PROMPT >> Copy out every line that contains "colors".

::::

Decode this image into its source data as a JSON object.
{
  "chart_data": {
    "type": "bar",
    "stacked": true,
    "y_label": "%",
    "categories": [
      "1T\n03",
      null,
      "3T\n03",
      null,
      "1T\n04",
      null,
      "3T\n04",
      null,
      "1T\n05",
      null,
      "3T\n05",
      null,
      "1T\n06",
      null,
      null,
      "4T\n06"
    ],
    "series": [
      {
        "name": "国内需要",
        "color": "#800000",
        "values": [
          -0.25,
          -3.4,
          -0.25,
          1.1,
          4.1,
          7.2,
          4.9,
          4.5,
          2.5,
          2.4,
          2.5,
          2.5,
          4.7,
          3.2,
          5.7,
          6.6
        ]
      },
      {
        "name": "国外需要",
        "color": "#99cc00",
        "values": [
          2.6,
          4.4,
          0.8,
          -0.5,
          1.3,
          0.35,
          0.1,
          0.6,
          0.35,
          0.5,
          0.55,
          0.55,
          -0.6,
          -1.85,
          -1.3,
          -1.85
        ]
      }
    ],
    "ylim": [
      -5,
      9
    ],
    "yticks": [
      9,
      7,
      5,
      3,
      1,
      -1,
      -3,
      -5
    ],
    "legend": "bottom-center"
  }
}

::::

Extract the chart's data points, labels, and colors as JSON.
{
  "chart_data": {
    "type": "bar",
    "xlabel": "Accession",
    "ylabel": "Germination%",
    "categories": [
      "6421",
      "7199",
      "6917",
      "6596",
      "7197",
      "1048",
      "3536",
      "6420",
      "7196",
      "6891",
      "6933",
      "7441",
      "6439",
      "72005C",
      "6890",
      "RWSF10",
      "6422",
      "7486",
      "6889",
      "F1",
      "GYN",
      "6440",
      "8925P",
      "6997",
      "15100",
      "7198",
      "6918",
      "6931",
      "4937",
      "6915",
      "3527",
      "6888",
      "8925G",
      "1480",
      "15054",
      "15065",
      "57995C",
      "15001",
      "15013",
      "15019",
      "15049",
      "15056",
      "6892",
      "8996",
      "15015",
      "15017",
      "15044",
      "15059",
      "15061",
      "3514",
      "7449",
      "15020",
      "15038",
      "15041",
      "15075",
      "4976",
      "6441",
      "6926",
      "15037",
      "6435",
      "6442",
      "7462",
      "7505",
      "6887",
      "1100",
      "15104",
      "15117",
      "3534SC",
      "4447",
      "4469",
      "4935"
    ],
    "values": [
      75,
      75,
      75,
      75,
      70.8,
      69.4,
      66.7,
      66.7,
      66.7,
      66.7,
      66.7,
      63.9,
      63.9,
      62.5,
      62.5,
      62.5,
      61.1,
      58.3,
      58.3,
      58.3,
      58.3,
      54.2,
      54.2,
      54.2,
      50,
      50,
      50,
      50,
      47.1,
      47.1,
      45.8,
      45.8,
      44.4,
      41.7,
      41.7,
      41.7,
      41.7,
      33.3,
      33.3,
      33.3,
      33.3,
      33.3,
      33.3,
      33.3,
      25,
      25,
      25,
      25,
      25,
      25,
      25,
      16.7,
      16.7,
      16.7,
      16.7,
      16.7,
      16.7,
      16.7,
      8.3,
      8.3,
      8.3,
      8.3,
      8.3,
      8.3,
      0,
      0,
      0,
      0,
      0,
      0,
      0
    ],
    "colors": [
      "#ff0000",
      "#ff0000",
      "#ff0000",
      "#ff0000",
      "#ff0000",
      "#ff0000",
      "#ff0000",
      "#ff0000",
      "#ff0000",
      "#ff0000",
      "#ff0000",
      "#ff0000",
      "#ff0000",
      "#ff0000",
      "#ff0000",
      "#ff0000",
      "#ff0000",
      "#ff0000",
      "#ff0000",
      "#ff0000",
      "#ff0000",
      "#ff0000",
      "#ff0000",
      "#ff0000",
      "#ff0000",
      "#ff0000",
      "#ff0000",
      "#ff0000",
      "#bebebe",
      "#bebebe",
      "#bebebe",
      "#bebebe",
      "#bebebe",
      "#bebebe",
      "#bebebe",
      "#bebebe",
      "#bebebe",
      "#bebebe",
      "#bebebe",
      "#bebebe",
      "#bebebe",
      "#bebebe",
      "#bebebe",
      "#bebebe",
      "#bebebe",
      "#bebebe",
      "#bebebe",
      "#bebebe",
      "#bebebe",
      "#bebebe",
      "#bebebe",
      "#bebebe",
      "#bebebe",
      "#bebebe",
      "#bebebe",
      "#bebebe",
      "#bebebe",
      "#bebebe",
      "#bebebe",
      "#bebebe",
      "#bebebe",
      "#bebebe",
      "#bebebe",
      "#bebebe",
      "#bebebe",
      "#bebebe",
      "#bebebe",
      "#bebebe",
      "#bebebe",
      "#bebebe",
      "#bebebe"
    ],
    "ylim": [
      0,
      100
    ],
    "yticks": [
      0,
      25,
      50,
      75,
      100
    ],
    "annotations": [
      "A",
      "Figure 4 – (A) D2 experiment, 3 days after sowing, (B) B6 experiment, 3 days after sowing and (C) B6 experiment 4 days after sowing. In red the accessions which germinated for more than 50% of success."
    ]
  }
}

::::

THE SOLUTION >>
Extract the chart's data points, labels, and colors as JSON.
    "colors": [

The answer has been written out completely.